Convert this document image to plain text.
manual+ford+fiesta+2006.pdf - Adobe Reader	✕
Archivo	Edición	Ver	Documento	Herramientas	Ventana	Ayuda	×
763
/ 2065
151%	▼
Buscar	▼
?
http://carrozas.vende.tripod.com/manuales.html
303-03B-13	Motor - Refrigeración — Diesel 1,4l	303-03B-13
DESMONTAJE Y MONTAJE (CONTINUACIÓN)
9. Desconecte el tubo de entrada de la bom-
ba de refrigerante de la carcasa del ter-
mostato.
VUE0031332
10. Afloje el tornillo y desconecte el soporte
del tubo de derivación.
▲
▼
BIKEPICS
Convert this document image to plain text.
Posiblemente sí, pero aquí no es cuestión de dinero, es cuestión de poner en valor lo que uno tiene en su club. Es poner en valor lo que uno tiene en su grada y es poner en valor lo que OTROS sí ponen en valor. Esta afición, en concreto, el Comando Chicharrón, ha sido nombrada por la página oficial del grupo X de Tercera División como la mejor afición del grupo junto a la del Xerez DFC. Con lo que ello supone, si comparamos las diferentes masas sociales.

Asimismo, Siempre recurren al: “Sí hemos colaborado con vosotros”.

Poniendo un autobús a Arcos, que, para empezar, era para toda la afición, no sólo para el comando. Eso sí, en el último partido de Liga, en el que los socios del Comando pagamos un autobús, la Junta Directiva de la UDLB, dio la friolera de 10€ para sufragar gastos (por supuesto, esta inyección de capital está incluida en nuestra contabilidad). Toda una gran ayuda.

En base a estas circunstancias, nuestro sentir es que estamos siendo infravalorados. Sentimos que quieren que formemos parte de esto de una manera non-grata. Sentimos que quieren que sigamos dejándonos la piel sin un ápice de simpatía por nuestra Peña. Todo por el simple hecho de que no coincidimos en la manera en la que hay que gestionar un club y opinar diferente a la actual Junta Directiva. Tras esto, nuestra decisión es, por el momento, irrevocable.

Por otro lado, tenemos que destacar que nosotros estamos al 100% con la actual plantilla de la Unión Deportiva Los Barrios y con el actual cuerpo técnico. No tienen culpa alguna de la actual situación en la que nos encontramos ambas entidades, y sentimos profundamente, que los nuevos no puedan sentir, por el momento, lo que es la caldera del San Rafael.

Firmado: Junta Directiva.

______________________________

Exercise description:
Extract all lines that hold the word "tubo".

Correct answer:
9. Desconecte el tubo de entrada de la bom-
del tubo de derivación.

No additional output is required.